■ Task objective ■
The listing must be reproduced in full, exactly as it stands.

[Dataset items]
━━━━━━━━━━━━━━━━━━━━━━━━━━━━━━
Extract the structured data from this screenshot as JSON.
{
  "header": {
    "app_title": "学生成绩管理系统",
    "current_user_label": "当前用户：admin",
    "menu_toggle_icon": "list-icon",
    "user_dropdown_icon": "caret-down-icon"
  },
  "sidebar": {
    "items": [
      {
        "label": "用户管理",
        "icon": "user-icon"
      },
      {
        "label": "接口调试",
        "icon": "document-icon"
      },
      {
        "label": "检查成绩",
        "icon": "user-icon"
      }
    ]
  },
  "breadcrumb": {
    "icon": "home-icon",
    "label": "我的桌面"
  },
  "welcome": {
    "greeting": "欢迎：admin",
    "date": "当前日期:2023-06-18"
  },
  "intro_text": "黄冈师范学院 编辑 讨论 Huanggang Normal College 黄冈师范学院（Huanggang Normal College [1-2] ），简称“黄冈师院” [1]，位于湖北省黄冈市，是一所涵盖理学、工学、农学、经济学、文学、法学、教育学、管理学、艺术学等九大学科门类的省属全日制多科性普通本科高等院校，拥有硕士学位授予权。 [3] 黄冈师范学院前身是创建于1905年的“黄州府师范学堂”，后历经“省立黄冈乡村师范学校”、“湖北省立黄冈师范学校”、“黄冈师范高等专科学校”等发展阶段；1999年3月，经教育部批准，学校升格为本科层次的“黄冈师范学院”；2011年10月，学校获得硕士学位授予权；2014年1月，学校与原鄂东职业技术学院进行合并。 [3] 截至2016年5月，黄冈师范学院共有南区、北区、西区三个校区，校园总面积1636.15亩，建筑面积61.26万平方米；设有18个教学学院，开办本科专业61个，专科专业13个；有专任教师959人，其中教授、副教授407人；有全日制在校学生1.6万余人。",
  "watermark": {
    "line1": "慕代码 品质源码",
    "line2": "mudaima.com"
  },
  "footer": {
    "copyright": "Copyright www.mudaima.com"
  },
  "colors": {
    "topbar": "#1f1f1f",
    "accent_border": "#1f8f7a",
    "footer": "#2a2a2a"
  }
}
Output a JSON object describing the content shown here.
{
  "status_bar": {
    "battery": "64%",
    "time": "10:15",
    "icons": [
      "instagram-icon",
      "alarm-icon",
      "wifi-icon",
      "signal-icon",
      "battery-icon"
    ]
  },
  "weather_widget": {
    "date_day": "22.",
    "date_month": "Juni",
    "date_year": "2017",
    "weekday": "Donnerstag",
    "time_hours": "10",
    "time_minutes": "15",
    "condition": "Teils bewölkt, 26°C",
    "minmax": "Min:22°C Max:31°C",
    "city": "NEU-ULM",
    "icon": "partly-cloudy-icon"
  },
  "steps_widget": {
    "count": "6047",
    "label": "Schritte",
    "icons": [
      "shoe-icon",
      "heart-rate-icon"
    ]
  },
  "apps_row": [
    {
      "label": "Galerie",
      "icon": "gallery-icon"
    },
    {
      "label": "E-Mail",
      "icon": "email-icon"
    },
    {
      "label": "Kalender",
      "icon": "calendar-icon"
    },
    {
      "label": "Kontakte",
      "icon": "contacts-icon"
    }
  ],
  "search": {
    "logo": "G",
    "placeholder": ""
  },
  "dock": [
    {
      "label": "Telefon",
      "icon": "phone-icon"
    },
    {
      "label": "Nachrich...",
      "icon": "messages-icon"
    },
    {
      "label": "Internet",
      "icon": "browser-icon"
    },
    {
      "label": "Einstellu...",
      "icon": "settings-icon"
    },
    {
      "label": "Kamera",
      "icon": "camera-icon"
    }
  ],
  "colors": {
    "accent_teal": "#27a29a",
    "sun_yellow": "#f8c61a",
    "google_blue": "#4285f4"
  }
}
━━━━━━━━━━━━━━━━━━━━━━━━━━━━━━
■ Result below ■
Extract the structured data from this screenshot as JSON.
{
  "header": {
    "app_title": "学生成绩管理系统",
    "current_user_label": "当前用户：admin",
    "menu_toggle_icon": "list-icon",
    "user_dropdown_icon": "caret-down-icon"
  },
  "sidebar": {
    "items": [
      {
        "label": "用户管理",
        "icon": "user-icon"
      },
      {
        "label": "接口调试",
        "icon": "document-icon"
      },
      {
        "label": "检查成绩",
        "icon": "user-icon"
      }
    ]
  },
  "breadcrumb": {
    "icon": "home-icon",
    "label": "我的桌面"
  },
  "welcome": {
    "greeting": "欢迎：admin",
    "date": "当前日期:2023-06-18"
  },
  "intro_text": "黄冈师范学院 编辑 讨论 Huanggang Normal College 黄冈师范学院（Huanggang Normal College [1-2] ），简称“黄冈师院” [1]，位于湖北省黄冈市，是一所涵盖理学、工学、农学、经济学、文学、法学、教育学、管理学、艺术学等九大学科门类的省属全日制多科性普通本科高等院校，拥有硕士学位授予权。 [3] 黄冈师范学院前身是创建于1905年的“黄州府师范学堂”，后历经“省立黄冈乡村师范学校”、“湖北省立黄冈师范学校”、“黄冈师范高等专科学校”等发展阶段；1999年3月，经教育部批准，学校升格为本科层次的“黄冈师范学院”；2011年10月，学校获得硕士学位授予权；2014年1月，学校与原鄂东职业技术学院进行合并。 [3] 截至2016年5月，黄冈师范学院共有南区、北区、西区三个校区，校园总面积1636.15亩，建筑面积61.26万平方米；设有18个教学学院，开办本科专业61个，专科专业13个；有专任教师959人，其中教授、副教授407人；有全日制在校学生1.6万余人。",
  "watermark": {
    "line1": "慕代码 品质源码",
    "line2": "mudaima.com"
  },
  "footer": {
    "copyright": "Copyright www.mudaima.com"
  },
  "colors": {
    "topbar": "#1f1f1f",
    "accent_border": "#1f8f7a",
    "footer": "#2a2a2a"
  }
}
Output a JSON object describing the content shown here.
{
  "status_bar": {
    "battery": "64%",
    "time": "10:15",
    "icons": [
      "instagram-icon",
      "alarm-icon",
      "wifi-icon",
      "signal-icon",
      "battery-icon"
    ]
  },
  "weather_widget": {
    "date_day": "22.",
    "date_month": "Juni",
    "date_year": "2017",
    "weekday": "Donnerstag",
    "time_hours": "10",
    "time_minutes": "15",
    "condition": "Teils bewölkt, 26°C",
    "minmax": "Min:22°C Max:31°C",
    "city": "NEU-ULM",
    "icon": "partly-cloudy-icon"
  },
  "steps_widget": {
    "count": "6047",
    "label": "Schritte",
    "icons": [
      "shoe-icon",
      "heart-rate-icon"
    ]
  },
  "apps_row": [
    {
      "label": "Galerie",
      "icon": "gallery-icon"
    },
    {
      "label": "E-Mail",
      "icon": "email-icon"
    },
    {
      "label": "Kalender",
      "icon": "calendar-icon"
    },
    {
      "label": "Kontakte",
      "icon": "contacts-icon"
    }
  ],
  "search": {
    "logo": "G",
    "placeholder": ""
  },
  "dock": [
    {
      "label": "Telefon",
      "icon": "phone-icon"
    },
    {
      "label": "Nachrich...",
      "icon": "messages-icon"
    },
    {
      "label": "Internet",
      "icon": "browser-icon"
    },
    {
      "label": "Einstellu...",
      "icon": "settings-icon"
    },
    {
      "label": "Kamera",
      "icon": "camera-icon"
    }
  ],
  "colors": {
    "accent_teal": "#27a29a",
    "sun_yellow": "#f8c61a",
    "google_blue": "#4285f4"
  }
}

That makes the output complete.